#### To be done
Gather all lines in the entries that include the word "的说明方法".
═════ Data
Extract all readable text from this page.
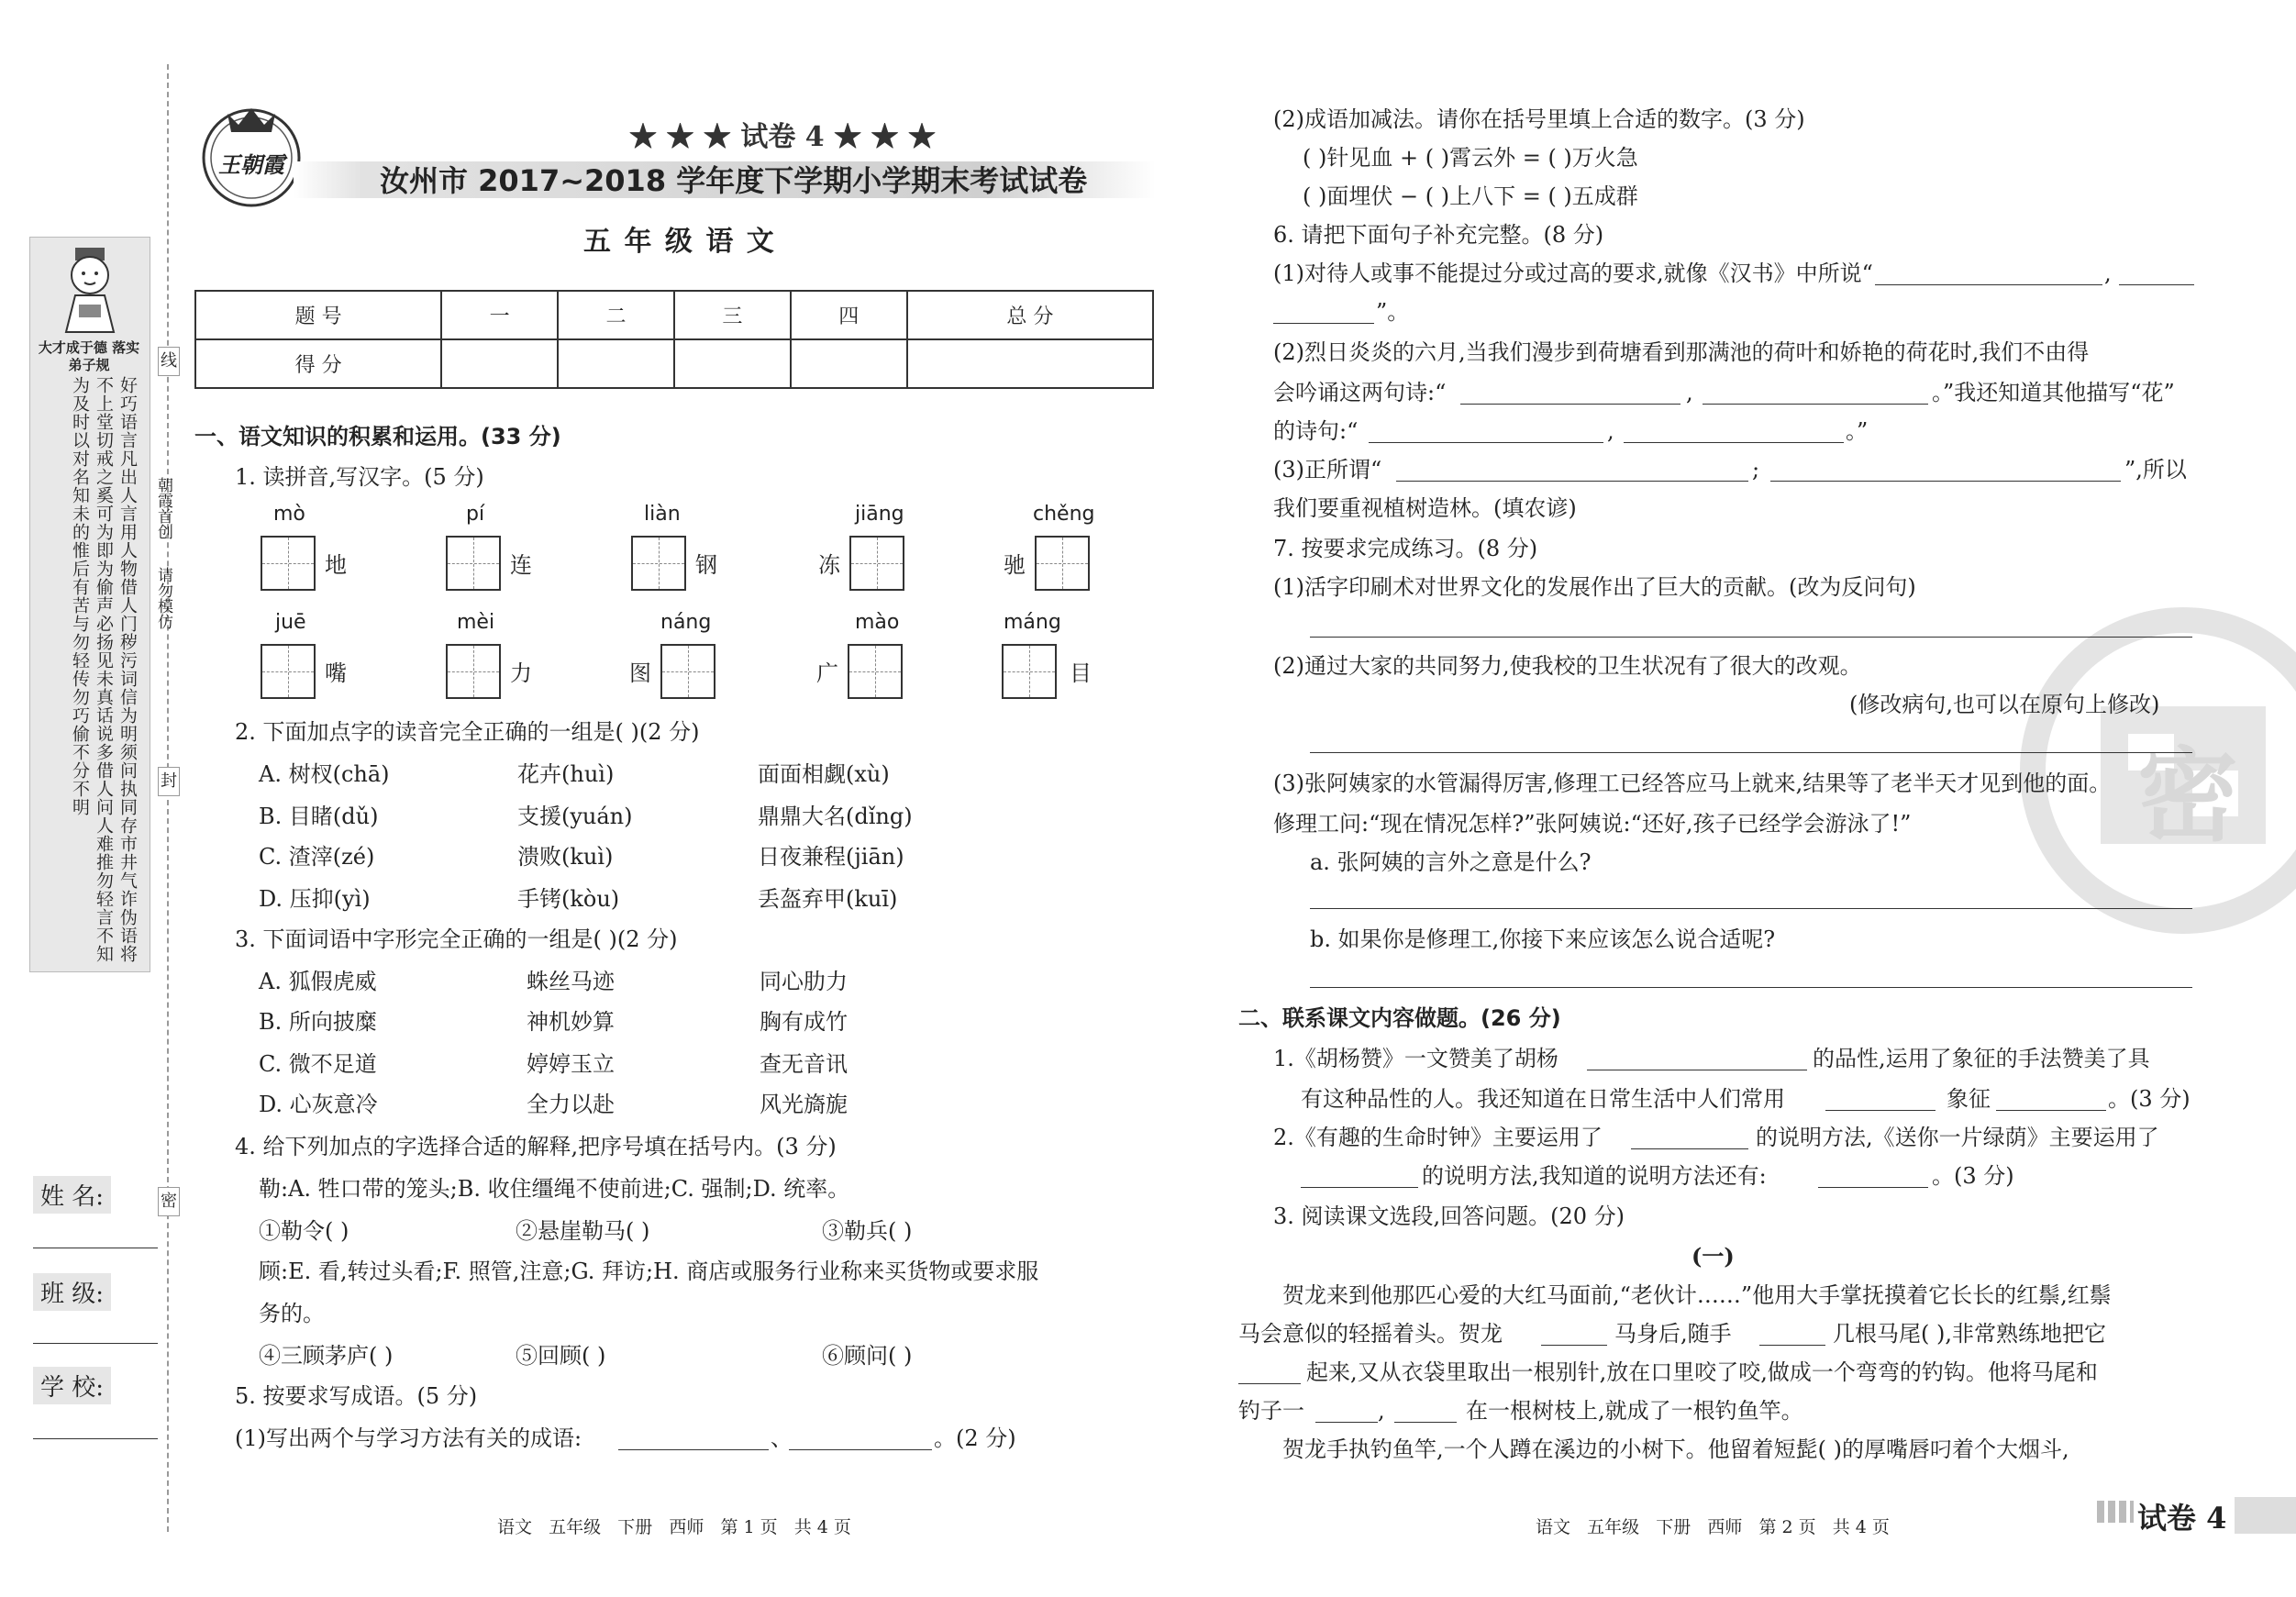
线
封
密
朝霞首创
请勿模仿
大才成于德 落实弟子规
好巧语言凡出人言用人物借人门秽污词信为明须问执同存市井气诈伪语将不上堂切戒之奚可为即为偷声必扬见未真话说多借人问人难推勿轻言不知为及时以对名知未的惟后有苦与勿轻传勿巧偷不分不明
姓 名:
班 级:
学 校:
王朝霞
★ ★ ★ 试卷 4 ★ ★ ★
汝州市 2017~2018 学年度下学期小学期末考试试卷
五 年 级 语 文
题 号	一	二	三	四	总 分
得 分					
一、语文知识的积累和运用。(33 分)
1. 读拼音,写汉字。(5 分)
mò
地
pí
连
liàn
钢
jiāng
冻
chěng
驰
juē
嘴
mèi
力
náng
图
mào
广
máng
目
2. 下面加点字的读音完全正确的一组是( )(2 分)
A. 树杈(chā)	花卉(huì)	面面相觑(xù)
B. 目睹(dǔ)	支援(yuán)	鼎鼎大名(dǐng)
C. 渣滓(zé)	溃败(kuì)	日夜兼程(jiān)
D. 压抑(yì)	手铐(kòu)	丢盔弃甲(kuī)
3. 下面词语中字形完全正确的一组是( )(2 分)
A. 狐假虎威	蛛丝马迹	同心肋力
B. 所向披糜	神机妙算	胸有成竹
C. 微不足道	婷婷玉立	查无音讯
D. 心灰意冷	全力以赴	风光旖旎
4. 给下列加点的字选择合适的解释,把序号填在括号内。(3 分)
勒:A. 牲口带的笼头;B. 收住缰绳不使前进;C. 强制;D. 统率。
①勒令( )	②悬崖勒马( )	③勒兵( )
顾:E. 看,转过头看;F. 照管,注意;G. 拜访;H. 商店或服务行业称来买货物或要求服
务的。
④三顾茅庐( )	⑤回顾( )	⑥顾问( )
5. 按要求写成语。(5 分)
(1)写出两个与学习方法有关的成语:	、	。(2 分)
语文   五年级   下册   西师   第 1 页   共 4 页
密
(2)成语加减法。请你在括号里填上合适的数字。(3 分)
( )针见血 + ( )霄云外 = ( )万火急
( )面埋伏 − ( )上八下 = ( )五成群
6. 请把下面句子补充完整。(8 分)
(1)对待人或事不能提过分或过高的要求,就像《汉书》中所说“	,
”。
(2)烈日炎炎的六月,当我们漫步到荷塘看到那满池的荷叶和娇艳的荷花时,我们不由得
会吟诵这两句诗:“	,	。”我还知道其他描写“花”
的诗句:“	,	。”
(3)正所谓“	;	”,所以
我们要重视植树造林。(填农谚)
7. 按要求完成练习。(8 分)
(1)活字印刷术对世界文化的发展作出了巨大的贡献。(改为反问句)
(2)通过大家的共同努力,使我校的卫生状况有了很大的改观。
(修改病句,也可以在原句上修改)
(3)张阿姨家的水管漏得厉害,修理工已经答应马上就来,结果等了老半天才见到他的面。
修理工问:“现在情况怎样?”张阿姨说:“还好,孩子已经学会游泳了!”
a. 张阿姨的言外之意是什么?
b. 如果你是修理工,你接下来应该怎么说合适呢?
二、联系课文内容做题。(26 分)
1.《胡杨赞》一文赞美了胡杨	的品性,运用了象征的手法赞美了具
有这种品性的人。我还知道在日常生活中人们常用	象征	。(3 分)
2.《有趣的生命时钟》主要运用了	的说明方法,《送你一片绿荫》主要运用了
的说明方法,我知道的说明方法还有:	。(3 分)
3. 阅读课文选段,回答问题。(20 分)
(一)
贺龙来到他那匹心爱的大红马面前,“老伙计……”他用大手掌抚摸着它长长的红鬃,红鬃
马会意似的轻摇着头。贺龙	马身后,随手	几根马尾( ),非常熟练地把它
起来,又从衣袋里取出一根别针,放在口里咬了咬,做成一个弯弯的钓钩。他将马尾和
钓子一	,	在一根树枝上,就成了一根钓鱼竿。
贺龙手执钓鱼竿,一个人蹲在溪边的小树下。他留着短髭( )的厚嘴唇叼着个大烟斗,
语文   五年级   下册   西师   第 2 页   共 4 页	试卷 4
══════════
═════ Data
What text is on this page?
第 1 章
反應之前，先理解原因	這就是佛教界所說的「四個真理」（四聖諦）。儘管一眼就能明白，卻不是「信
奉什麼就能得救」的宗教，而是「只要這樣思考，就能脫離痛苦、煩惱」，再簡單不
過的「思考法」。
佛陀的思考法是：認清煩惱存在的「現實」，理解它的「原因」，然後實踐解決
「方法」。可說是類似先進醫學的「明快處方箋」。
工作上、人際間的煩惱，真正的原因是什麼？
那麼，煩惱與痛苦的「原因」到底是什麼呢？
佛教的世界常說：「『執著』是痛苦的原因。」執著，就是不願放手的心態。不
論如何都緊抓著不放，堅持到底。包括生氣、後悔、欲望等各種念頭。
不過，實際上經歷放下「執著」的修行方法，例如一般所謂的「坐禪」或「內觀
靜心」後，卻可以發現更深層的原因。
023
══════════
═════ Data
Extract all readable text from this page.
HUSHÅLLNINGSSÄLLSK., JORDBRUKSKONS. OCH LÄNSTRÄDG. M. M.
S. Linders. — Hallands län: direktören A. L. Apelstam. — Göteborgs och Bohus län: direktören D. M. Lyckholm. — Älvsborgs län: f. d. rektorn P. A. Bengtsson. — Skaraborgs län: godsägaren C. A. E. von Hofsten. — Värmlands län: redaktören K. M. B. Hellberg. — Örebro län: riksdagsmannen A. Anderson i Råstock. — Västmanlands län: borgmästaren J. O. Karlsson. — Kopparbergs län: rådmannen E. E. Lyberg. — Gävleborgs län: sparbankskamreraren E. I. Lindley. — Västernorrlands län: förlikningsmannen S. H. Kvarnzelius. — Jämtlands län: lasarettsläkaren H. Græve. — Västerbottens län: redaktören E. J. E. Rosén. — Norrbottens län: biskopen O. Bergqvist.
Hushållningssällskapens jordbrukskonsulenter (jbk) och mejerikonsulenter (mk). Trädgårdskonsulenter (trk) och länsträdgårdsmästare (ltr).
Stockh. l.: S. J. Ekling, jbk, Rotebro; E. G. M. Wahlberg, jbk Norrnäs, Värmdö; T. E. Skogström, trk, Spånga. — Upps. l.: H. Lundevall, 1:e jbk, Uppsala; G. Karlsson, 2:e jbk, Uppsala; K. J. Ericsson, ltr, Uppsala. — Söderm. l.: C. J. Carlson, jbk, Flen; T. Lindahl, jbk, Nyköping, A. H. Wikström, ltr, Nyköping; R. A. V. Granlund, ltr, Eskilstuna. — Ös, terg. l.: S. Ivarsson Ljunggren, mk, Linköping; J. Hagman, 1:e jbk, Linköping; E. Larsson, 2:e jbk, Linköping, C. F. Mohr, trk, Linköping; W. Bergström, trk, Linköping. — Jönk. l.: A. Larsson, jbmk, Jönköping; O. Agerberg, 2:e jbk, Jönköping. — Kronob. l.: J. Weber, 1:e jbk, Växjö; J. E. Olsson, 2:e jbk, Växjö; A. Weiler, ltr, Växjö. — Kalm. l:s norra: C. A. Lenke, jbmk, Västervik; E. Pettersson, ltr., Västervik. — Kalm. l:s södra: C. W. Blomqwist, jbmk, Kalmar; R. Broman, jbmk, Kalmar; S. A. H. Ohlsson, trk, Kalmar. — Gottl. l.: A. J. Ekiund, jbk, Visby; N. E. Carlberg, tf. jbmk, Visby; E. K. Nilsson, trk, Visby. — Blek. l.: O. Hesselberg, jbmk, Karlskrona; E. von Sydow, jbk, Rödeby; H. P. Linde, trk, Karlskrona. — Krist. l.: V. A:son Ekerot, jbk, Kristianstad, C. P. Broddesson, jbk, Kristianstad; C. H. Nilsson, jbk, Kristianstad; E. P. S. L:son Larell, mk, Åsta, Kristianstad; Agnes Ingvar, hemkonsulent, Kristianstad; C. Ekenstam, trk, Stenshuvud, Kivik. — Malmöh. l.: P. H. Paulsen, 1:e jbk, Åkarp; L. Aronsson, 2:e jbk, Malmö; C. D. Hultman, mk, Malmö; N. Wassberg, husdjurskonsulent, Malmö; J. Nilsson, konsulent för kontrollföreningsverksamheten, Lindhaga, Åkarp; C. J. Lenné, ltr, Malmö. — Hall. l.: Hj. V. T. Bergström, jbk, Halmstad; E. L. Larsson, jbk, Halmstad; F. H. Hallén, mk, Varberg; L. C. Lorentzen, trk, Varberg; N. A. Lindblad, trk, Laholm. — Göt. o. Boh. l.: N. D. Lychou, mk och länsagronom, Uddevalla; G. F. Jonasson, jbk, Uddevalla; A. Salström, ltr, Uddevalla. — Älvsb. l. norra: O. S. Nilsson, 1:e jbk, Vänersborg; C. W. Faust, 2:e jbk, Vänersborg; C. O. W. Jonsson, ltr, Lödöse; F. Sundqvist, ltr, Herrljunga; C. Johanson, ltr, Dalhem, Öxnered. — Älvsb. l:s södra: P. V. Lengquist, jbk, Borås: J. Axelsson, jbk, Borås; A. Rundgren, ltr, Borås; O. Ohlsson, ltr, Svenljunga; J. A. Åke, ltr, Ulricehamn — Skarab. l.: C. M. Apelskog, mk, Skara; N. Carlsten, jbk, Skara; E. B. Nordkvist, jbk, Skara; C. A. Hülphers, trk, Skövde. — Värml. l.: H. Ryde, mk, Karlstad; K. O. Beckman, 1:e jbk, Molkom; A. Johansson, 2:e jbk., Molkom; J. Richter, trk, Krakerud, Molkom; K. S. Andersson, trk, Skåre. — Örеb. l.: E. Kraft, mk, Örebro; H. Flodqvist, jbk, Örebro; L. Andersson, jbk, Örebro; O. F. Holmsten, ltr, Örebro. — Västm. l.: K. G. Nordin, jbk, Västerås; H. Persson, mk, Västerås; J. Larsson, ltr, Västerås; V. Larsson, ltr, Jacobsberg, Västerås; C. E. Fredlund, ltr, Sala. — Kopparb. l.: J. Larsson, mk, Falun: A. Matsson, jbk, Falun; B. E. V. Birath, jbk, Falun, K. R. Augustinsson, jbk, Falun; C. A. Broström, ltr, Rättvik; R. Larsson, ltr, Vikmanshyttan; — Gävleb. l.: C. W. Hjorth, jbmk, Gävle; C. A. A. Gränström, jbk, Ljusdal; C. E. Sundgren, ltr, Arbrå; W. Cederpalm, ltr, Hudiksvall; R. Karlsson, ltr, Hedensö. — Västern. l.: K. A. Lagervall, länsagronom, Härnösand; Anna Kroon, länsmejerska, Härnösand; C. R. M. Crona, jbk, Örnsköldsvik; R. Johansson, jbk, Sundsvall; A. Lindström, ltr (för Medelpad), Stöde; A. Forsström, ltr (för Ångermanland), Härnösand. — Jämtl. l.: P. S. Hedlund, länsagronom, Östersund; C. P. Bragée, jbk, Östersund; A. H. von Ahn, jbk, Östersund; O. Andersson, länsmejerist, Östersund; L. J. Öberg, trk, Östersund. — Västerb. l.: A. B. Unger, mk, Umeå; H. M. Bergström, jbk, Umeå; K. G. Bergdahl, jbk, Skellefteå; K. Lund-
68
══════════
#### Result below
2.《有趣的生命时钟》主要运用了	的说明方法,《送你一片绿荫》主要运用了
的说明方法,我知道的说明方法还有:	。(3 分)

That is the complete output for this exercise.